#### The request:
Reproduce verbatim the part of the material that opens with the line containing "page-content: The Best" and closes with the line containing "forward-button[interactable] xyxy=(41,40,65,64)", including both of those lines.

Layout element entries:
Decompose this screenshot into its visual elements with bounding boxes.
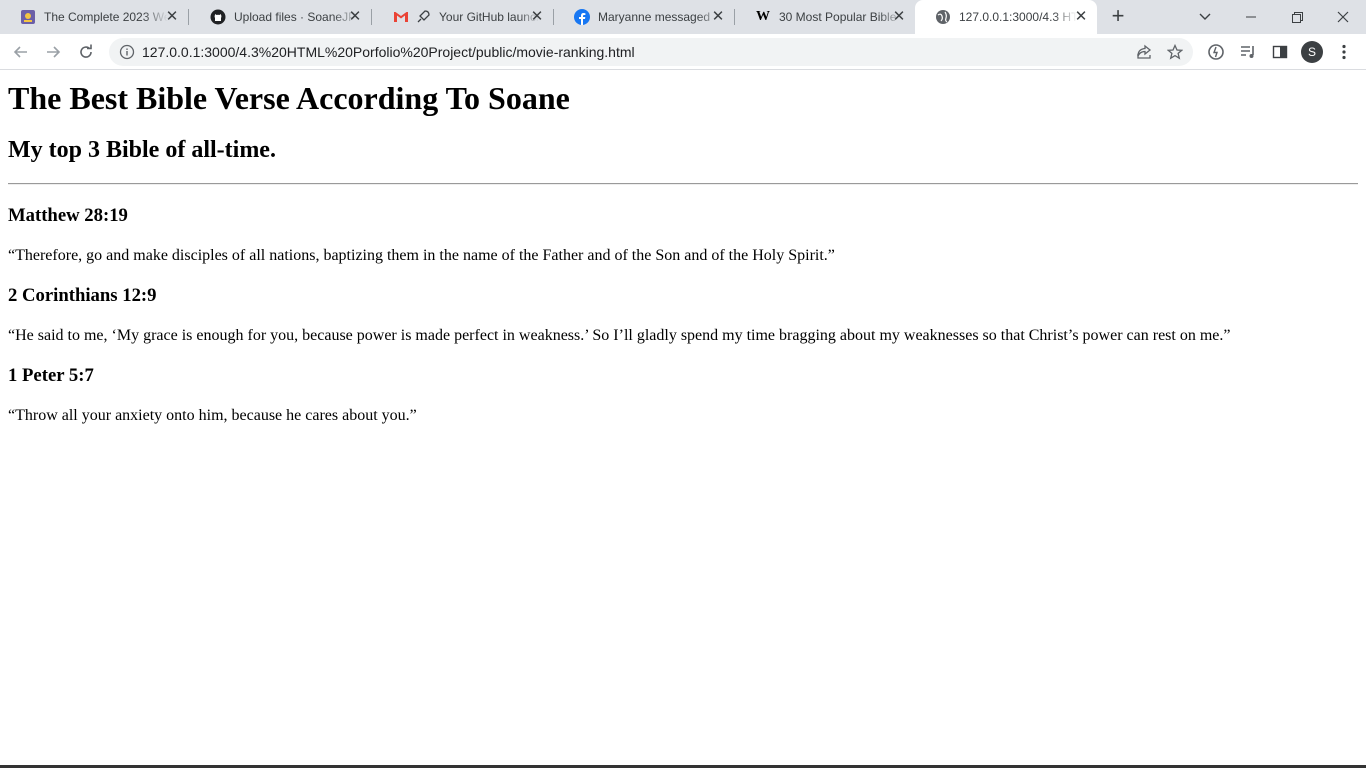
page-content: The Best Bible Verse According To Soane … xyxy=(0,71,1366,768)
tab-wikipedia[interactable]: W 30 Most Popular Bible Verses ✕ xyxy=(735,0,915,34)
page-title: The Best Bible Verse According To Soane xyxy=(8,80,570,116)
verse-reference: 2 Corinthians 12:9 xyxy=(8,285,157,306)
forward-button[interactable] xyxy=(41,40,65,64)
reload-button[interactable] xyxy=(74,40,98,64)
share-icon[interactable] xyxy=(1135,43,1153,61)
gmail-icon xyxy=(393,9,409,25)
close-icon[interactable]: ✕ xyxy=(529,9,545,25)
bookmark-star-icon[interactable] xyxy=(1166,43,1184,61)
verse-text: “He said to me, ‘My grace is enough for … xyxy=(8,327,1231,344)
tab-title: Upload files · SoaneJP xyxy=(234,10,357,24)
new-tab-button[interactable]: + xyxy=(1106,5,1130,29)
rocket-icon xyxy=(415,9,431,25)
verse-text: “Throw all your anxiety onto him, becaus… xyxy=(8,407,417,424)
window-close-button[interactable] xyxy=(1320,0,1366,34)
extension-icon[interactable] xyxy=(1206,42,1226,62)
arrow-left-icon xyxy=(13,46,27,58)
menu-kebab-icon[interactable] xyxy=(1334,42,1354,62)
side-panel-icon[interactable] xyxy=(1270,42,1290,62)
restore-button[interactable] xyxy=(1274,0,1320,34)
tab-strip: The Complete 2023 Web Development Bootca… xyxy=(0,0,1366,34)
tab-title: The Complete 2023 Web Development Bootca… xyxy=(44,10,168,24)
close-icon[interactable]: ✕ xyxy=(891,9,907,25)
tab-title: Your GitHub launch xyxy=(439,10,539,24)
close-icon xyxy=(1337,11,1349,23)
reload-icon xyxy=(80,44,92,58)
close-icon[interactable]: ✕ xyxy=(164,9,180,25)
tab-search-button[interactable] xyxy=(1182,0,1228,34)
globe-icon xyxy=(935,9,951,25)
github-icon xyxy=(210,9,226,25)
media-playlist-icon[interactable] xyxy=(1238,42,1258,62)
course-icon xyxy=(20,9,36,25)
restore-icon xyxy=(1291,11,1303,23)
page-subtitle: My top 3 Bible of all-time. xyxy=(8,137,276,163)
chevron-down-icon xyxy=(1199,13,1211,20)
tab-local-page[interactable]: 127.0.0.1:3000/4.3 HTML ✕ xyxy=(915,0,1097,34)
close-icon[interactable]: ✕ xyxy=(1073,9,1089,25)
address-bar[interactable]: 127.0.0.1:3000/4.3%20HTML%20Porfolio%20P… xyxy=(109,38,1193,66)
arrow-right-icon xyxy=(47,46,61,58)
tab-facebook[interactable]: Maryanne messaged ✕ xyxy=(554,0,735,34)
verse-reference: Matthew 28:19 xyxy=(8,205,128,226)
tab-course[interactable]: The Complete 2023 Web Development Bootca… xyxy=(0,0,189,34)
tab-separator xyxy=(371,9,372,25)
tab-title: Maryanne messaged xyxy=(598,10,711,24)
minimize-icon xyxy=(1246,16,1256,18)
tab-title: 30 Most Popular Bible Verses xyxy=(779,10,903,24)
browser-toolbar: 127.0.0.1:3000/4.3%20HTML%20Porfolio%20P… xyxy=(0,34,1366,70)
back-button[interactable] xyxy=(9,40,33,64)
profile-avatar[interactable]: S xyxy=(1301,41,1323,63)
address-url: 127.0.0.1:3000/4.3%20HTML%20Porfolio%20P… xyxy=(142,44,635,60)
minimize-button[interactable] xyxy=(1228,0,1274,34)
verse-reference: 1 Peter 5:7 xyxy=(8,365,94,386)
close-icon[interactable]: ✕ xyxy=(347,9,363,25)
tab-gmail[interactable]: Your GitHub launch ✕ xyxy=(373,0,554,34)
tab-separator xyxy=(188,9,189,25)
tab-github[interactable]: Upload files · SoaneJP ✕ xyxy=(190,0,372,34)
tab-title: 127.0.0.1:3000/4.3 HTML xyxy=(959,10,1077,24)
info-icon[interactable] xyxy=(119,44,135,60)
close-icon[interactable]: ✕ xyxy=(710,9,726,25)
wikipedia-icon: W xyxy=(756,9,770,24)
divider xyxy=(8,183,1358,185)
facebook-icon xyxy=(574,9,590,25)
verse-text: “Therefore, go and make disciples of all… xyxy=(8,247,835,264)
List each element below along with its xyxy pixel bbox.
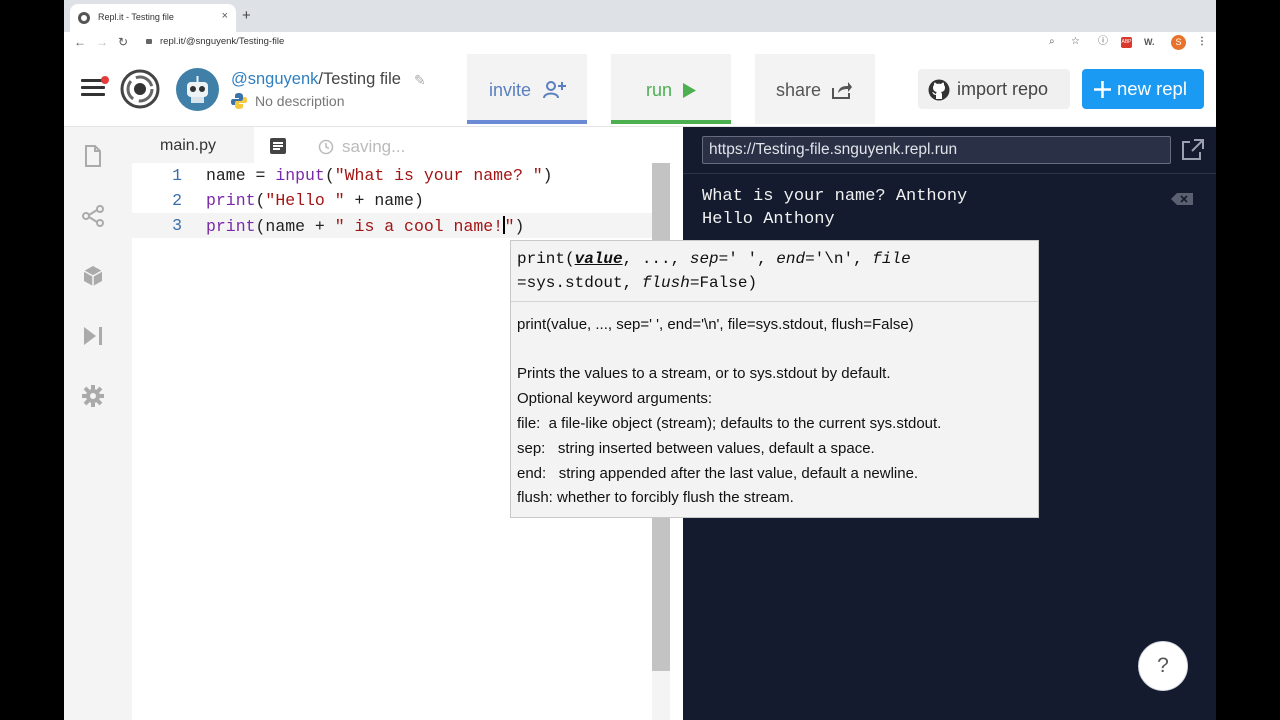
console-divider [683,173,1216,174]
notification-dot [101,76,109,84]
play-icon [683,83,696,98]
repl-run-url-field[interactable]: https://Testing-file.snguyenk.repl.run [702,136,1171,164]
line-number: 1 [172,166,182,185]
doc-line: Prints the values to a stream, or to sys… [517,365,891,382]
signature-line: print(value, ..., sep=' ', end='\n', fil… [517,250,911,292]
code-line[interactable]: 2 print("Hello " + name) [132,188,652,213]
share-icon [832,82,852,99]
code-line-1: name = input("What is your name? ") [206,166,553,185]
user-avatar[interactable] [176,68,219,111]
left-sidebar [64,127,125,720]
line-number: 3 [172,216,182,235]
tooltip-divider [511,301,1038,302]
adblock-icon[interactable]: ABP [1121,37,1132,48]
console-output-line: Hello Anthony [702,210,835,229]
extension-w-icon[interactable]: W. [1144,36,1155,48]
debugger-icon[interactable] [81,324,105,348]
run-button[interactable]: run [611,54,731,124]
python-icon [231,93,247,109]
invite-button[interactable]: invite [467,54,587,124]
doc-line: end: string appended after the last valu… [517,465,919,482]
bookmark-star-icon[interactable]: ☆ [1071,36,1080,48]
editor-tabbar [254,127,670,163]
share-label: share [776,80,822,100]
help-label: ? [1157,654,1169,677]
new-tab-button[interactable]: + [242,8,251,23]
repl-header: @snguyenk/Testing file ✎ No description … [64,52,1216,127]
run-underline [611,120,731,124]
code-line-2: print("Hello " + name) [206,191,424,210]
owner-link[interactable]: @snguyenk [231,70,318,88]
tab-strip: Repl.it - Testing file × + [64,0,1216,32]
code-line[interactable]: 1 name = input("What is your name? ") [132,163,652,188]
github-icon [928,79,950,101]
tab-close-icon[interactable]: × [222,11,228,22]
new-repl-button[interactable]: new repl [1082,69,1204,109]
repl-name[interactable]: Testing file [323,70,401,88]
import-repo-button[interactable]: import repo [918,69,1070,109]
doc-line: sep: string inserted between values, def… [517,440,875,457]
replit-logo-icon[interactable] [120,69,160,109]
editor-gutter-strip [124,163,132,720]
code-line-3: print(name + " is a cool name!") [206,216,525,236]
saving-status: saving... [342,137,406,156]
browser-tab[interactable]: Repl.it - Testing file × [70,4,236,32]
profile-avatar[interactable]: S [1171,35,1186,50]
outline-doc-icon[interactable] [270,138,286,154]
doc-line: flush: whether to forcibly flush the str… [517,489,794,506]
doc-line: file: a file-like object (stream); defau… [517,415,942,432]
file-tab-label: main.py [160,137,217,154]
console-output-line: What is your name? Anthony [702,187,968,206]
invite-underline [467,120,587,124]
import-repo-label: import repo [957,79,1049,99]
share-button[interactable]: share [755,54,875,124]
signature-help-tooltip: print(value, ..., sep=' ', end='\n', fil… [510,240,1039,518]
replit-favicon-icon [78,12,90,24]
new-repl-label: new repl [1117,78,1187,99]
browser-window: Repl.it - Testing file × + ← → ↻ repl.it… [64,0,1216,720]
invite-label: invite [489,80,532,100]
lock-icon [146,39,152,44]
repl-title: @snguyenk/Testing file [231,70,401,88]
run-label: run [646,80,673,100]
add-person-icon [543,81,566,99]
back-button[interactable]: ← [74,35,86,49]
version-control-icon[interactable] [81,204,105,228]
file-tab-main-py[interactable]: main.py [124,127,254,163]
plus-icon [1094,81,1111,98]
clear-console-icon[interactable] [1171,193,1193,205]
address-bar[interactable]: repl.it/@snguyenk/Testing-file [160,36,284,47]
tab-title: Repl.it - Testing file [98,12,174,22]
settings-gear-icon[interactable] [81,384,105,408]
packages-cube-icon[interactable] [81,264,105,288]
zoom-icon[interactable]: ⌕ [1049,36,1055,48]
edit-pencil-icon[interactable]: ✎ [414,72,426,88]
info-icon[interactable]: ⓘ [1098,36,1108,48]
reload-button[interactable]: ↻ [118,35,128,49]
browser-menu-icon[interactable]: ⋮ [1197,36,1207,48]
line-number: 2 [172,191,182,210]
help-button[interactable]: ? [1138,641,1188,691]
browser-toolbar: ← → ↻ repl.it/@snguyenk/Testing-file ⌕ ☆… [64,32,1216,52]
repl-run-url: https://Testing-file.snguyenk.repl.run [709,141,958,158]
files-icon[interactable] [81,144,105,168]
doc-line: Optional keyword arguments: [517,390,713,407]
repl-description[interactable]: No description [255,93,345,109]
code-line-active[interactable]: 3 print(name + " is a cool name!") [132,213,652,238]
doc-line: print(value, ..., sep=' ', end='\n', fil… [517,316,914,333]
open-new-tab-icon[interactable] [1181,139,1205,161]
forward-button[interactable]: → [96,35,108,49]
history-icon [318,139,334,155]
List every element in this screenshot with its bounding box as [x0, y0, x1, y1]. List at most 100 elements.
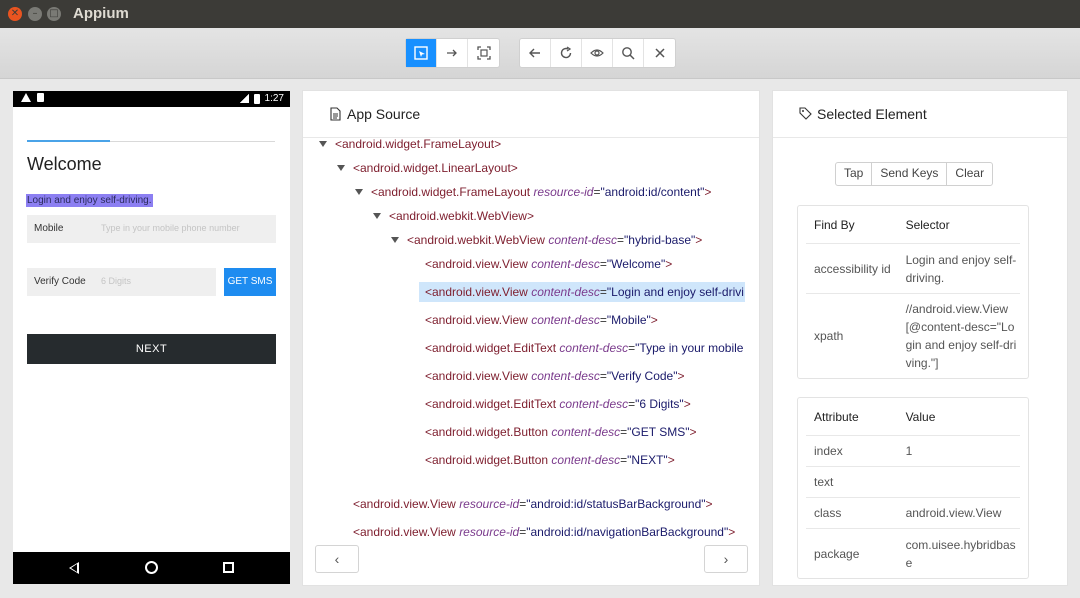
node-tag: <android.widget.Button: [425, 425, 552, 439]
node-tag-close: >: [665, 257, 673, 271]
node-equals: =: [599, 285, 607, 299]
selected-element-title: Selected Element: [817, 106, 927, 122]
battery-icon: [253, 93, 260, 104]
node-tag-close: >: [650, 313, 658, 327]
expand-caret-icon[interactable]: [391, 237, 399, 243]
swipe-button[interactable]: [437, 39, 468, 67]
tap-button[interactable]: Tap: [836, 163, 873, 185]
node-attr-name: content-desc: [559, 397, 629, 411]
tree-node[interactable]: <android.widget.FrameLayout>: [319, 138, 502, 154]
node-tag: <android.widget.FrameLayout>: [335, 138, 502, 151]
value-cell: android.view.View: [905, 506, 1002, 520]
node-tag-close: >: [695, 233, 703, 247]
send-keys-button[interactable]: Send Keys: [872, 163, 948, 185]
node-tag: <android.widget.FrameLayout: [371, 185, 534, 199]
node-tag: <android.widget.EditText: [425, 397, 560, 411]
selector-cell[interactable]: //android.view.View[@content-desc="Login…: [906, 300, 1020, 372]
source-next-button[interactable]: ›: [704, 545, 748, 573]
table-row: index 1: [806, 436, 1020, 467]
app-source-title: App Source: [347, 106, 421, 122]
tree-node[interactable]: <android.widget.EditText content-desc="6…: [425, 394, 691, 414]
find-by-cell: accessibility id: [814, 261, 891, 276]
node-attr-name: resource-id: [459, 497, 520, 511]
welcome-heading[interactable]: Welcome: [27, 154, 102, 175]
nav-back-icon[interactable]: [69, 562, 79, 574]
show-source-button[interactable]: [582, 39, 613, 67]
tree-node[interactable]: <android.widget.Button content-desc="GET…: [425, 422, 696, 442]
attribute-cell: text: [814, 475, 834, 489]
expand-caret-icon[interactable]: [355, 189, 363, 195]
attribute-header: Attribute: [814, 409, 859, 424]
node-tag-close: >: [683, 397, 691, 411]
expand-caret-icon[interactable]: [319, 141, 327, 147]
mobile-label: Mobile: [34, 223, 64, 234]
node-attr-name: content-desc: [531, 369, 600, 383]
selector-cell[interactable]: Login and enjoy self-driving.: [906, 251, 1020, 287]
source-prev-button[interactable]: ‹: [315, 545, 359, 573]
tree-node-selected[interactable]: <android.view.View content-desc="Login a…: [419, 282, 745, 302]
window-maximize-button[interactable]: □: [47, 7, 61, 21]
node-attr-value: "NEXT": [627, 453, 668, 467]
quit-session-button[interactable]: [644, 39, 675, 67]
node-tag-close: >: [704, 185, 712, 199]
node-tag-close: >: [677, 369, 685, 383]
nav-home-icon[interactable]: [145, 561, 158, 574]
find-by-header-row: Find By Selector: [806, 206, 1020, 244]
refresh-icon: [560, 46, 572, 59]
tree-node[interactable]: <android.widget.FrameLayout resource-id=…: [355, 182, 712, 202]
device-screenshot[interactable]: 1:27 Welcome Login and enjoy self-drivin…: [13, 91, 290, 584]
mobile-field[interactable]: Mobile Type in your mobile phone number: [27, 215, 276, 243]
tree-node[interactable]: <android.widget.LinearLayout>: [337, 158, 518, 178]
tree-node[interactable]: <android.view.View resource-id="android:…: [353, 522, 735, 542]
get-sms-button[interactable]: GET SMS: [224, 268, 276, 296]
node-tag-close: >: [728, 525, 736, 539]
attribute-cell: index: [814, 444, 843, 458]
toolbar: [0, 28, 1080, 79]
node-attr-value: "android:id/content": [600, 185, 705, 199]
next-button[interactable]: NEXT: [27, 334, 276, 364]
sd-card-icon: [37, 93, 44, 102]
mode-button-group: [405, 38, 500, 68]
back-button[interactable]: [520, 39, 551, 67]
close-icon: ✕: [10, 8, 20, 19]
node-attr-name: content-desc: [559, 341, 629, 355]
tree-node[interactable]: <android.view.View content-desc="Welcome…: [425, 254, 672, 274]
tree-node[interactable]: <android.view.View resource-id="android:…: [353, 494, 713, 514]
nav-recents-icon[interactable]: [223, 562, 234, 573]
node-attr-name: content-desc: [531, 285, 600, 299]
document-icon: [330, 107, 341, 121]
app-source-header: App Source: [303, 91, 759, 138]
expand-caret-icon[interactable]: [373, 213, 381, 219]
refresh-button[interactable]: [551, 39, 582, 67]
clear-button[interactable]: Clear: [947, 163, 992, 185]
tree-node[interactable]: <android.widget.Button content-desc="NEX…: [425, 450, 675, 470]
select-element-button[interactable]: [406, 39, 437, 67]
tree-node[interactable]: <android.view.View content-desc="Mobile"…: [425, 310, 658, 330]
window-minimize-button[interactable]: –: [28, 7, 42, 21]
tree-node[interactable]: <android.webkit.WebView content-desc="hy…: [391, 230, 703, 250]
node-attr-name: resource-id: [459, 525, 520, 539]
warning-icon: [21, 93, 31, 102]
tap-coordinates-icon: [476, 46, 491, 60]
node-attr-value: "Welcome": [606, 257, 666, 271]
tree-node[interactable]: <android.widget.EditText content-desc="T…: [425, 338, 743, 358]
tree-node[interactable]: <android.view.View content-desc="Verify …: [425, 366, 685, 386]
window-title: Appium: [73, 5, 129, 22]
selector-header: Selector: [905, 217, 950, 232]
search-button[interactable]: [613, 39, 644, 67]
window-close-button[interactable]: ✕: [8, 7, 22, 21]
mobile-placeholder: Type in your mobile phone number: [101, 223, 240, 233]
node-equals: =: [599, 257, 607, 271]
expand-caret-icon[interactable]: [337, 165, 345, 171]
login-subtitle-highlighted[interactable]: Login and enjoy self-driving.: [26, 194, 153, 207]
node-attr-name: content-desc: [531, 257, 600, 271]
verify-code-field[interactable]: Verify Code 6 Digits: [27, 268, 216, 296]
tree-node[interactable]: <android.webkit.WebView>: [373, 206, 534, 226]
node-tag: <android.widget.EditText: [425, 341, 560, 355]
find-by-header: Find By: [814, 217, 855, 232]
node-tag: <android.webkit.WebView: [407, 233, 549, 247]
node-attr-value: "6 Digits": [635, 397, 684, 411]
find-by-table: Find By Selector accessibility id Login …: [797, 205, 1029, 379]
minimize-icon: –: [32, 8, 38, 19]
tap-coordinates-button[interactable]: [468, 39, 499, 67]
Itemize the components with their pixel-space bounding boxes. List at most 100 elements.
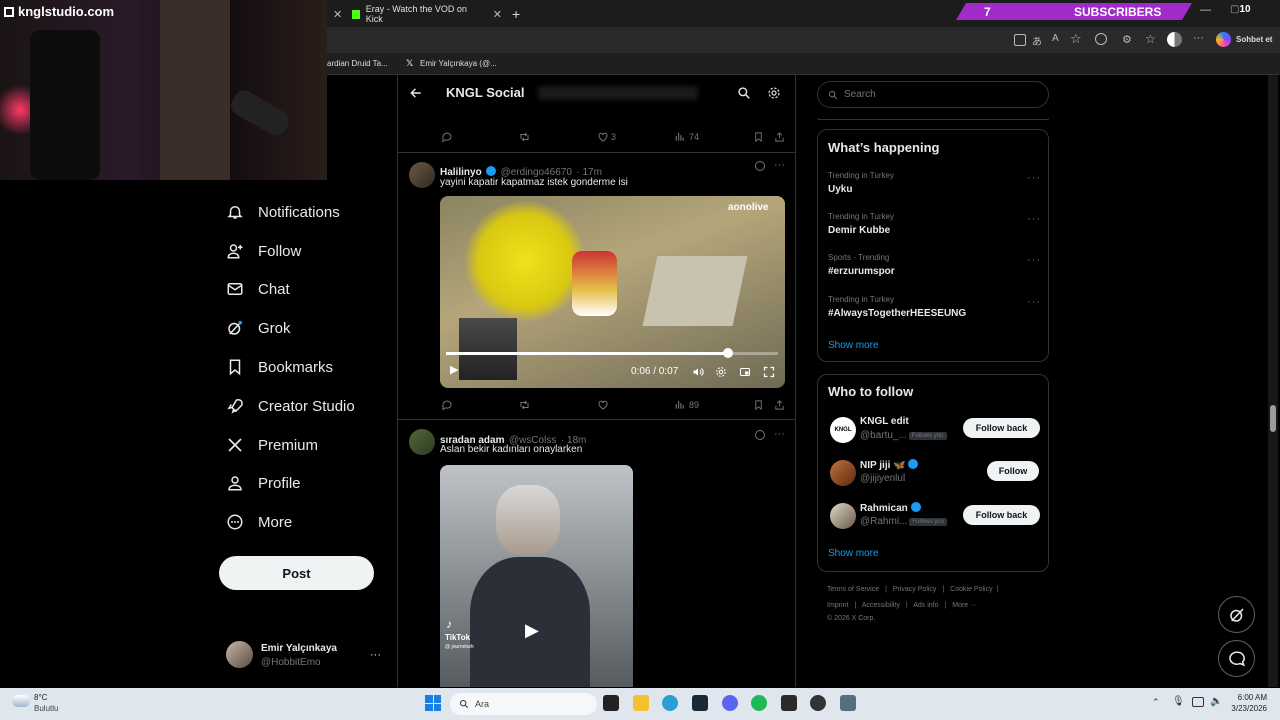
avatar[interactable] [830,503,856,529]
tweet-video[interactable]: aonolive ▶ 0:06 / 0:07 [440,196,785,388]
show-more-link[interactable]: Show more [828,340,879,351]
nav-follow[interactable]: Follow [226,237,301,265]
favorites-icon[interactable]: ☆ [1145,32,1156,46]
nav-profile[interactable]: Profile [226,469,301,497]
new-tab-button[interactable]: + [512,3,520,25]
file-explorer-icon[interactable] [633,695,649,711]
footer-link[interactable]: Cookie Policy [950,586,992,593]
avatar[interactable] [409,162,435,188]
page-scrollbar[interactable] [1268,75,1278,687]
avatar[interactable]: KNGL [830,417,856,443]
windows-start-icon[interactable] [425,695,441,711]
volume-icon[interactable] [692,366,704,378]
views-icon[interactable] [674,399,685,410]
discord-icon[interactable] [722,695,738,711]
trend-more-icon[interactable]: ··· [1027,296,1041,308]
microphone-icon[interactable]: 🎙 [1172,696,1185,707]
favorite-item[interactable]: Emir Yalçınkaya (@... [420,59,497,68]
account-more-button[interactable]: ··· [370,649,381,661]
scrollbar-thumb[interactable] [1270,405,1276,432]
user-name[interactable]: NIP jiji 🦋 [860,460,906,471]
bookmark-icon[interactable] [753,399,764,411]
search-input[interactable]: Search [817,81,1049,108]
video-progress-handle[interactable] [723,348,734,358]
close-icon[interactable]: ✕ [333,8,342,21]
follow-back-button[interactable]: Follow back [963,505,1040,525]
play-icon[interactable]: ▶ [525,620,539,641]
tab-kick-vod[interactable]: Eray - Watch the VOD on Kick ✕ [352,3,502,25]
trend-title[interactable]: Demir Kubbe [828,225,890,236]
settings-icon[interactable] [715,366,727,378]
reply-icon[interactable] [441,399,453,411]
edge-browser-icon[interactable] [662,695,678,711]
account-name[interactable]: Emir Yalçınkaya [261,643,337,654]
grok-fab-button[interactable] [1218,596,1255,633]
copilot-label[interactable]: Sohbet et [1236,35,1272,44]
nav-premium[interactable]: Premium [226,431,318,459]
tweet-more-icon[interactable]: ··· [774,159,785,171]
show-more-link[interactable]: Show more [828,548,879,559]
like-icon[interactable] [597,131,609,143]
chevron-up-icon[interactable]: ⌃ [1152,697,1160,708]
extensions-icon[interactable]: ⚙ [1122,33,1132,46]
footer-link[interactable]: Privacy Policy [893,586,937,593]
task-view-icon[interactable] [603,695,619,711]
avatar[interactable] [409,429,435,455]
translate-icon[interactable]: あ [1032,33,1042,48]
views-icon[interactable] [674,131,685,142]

#### Complete output:
page-content: The Best Bible Verse According To Soane … xyxy=(0,71,1366,768)
tab-wikipedia[interactable]: W 30 Most Popular Bible Verses ✕ xyxy=(735,0,915,34)
page-title: The Best Bible Verse According To Soane xyxy=(8,80,570,116)
verse-reference: 2 Corinthians 12:9 xyxy=(8,285,157,306)
forward-button[interactable] xyxy=(41,40,65,64)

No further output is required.